--- Start of Available data ---

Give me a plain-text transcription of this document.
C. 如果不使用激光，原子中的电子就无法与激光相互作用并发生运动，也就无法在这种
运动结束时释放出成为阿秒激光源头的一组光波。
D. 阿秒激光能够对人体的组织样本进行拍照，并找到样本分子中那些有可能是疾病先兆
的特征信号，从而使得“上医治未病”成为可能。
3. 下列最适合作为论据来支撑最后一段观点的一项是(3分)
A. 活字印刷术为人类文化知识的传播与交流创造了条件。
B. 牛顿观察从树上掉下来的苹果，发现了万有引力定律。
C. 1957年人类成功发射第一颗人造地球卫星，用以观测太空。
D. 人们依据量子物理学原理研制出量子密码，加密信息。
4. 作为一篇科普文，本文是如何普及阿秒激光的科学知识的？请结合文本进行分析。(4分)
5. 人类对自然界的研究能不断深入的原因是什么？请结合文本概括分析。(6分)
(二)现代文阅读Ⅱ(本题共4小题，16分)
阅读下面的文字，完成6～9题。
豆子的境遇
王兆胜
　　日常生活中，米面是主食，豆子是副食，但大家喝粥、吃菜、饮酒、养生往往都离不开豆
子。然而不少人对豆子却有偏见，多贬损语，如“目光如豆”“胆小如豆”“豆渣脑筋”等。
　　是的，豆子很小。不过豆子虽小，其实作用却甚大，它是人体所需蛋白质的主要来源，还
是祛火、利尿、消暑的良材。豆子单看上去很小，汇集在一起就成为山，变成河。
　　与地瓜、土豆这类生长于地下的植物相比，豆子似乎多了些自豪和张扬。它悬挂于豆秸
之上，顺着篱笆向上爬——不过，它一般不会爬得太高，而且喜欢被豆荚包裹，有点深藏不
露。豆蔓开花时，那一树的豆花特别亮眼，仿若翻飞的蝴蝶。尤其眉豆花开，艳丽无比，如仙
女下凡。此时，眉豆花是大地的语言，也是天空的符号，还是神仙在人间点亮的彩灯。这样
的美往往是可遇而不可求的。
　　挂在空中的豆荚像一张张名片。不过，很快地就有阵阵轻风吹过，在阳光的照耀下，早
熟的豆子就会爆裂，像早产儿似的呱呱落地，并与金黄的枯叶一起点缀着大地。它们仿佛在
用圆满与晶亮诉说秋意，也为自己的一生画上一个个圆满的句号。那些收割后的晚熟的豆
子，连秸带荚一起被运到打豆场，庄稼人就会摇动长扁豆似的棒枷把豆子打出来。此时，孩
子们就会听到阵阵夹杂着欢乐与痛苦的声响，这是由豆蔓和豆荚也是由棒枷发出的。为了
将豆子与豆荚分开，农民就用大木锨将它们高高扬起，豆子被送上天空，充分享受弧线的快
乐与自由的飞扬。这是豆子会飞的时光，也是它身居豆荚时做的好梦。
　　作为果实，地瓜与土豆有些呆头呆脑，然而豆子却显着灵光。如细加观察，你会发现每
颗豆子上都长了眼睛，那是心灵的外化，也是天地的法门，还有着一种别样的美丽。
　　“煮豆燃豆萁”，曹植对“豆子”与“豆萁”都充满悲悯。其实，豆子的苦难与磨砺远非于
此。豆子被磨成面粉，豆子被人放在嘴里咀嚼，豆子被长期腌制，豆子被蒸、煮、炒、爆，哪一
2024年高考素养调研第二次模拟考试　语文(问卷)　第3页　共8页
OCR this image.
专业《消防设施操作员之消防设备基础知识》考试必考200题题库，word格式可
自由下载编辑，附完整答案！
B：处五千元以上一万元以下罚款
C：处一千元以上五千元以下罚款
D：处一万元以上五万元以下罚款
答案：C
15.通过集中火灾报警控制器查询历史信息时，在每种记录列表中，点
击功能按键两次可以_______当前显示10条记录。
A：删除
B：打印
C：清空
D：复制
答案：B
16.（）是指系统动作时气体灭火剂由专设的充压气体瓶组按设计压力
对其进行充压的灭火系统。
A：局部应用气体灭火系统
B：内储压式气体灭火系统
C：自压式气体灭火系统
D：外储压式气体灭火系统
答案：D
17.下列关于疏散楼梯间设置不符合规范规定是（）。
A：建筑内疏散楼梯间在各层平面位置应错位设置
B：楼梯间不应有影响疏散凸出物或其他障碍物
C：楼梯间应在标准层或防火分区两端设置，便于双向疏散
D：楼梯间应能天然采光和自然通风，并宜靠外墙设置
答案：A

--- End of Available data ---

Set out every line from the material that contains the string "this".

▶ **Reply to the task**
Give me a plain-text transcription of this document.
OCR this image.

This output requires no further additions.